AIM OF THE EXERCISE: Could you write out every record below exactly, leaving out any pictures?
* * *
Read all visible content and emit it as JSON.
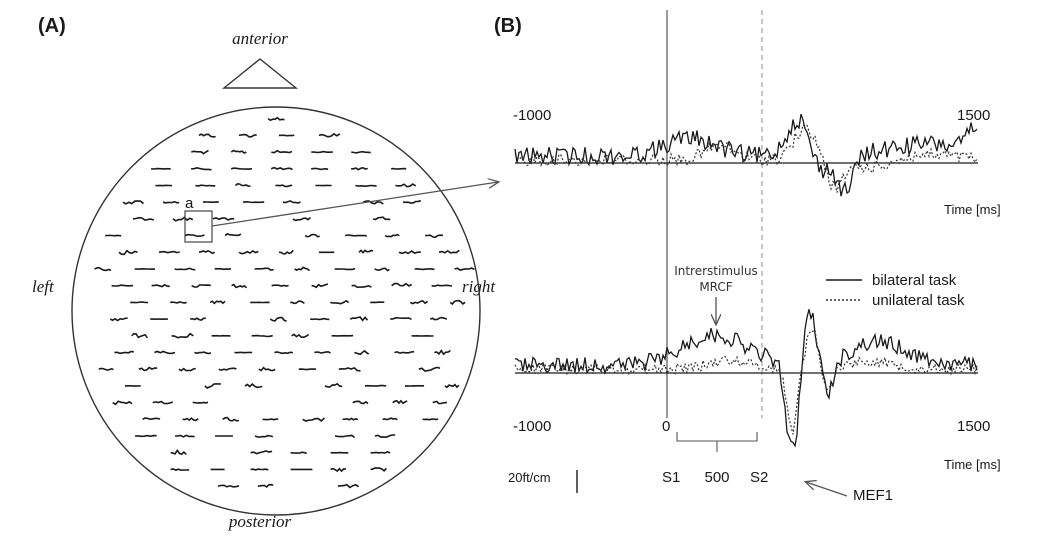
{
  "panel_a": {
    "label": "(A)",
    "anterior": "anterior",
    "posterior": "posterior",
    "left": "left",
    "right": "right",
    "sensor_marker": "a"
  },
  "panel_b": {
    "label": "(B)",
    "top_trace": {
      "xmin_label": "-1000",
      "xmax_label": "1500",
      "xlabel": "Time [ms]"
    },
    "bottom_trace": {
      "xmin_label": "-1000",
      "zero_label": "0",
      "xmax_label": "1500",
      "xlabel": "Time [ms]"
    },
    "annotation_line1": "Intrerstimulus",
    "annotation_line2": "MRCF",
    "legend": {
      "solid": "bilateral task",
      "dotted": "unilateral task"
    },
    "scale_bar": "20ft/cm",
    "s1": "S1",
    "interval": "500",
    "s2": "S2",
    "mef_label": "MEF1"
  },
  "colors": {
    "ink": "#1a1a1a",
    "guide": "#999999"
  },
  "icons": {
    "nose": "triangle-nose-icon",
    "arrow": "arrow-icon"
  }
}
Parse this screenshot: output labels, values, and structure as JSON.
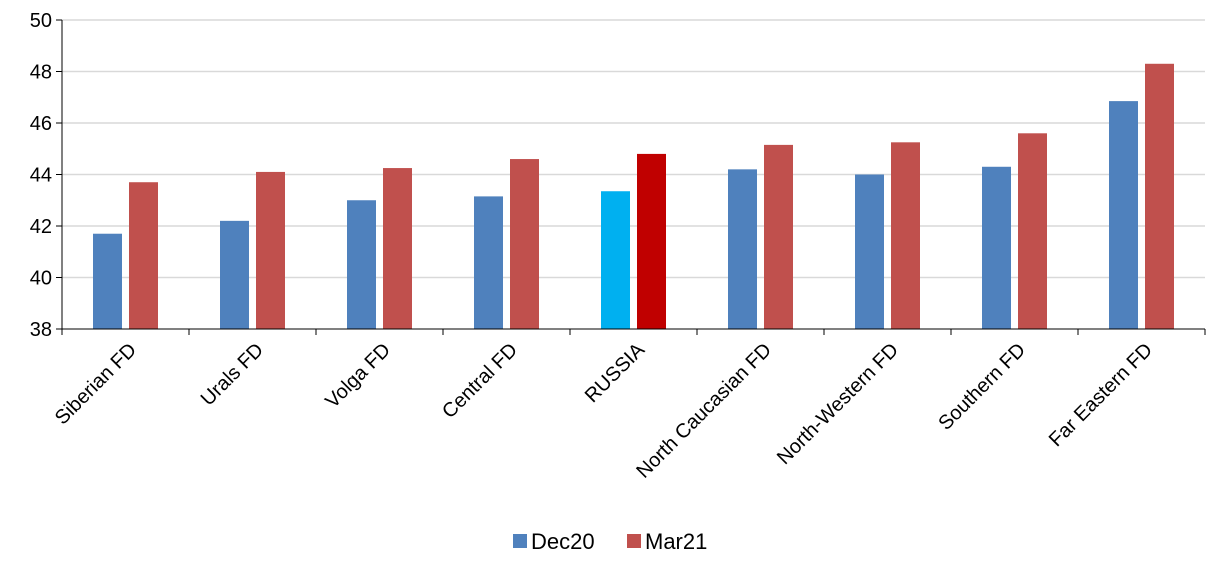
{
  "chart_data": {
    "type": "bar",
    "categories": [
      "Siberian FD",
      "Urals FD",
      "Volga FD",
      "Central FD",
      "RUSSIA",
      "North Caucasian FD",
      "North-Western FD",
      "Southern FD",
      "Far Eastern FD"
    ],
    "series": [
      {
        "name": "Dec20",
        "color": "#4F81BD",
        "highlight_color": "#00B0F0",
        "values": [
          41.7,
          42.2,
          43.0,
          43.15,
          43.35,
          44.2,
          44.0,
          44.3,
          46.85
        ]
      },
      {
        "name": "Mar21",
        "color": "#C0504D",
        "highlight_color": "#C00000",
        "values": [
          43.7,
          44.1,
          44.25,
          44.6,
          44.8,
          45.15,
          45.25,
          45.6,
          48.3
        ]
      }
    ],
    "highlight_category": "RUSSIA",
    "yticks": [
      "38",
      "40",
      "42",
      "44",
      "46",
      "48",
      "50"
    ],
    "ylim": [
      38,
      50
    ],
    "grid": true,
    "legend_position": "bottom"
  }
}
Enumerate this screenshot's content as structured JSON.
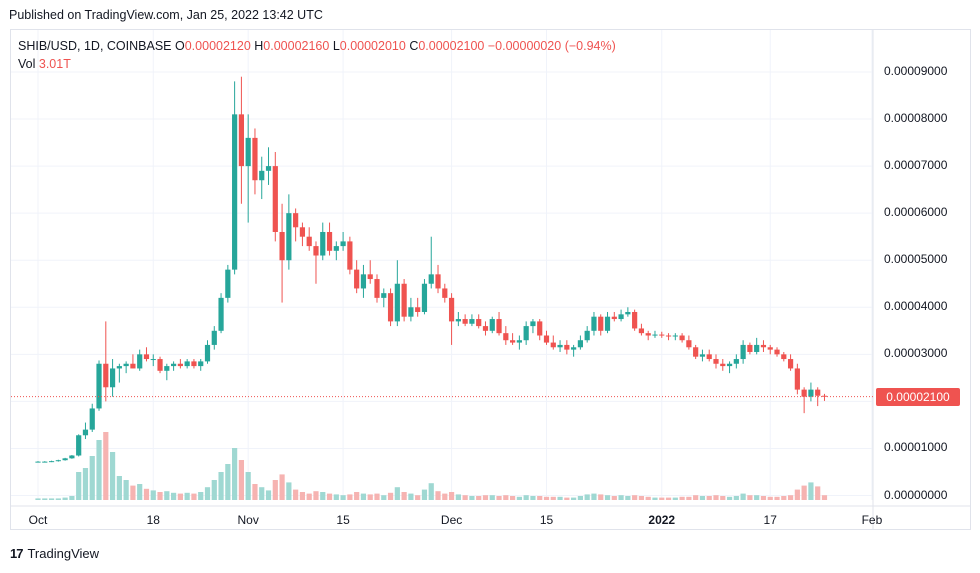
* * *
COMPLETED TASK:
Read all visible content and emit it as JSON.
{
  "panel_a": {
    "label": "(A)",
    "anterior": "anterior",
    "posterior": "posterior",
    "left": "left",
    "right": "right",
    "sensor_marker": "a"
  },
  "panel_b": {
    "label": "(B)",
    "top_trace": {
      "xmin_label": "-1000",
      "xmax_label": "1500",
      "xlabel": "Time [ms]"
    },
    "bottom_trace": {
      "xmin_label": "-1000",
      "zero_label": "0",
      "xmax_label": "1500",
      "xlabel": "Time [ms]"
    },
    "annotation_line1": "Intrerstimulus",
    "annotation_line2": "MRCF",
    "legend": {
      "solid": "bilateral task",
      "dotted": "unilateral task"
    },
    "scale_bar": "20ft/cm",
    "s1": "S1",
    "interval": "500",
    "s2": "S2",
    "mef_label": "MEF1"
  },
  "colors": {
    "ink": "#1a1a1a",
    "guide": "#999999"
  },
  "icons": {
    "nose": "triangle-nose-icon",
    "arrow": "arrow-icon"
  }
}
Parse this screenshot: output labels, values, and structure as JSON.
{
  "chart_data": {
    "type": "bar",
    "categories": [
      "Siberian FD",
      "Urals FD",
      "Volga FD",
      "Central FD",
      "RUSSIA",
      "North Caucasian FD",
      "North-Western FD",
      "Southern FD",
      "Far Eastern FD"
    ],
    "series": [
      {
        "name": "Dec20",
        "color": "#4F81BD",
        "highlight_color": "#00B0F0",
        "values": [
          41.7,
          42.2,
          43.0,
          43.15,
          43.35,
          44.2,
          44.0,
          44.3,
          46.85
        ]
      },
      {
        "name": "Mar21",
        "color": "#C0504D",
        "highlight_color": "#C00000",
        "values": [
          43.7,
          44.1,
          44.25,
          44.6,
          44.8,
          45.15,
          45.25,
          45.6,
          48.3
        ]
      }
    ],
    "highlight_category": "RUSSIA",
    "yticks": [
      "38",
      "40",
      "42",
      "44",
      "46",
      "48",
      "50"
    ],
    "ylim": [
      38,
      50
    ],
    "grid": true,
    "legend_position": "bottom"
  }
}
Enumerate this screenshot's content as structured JSON.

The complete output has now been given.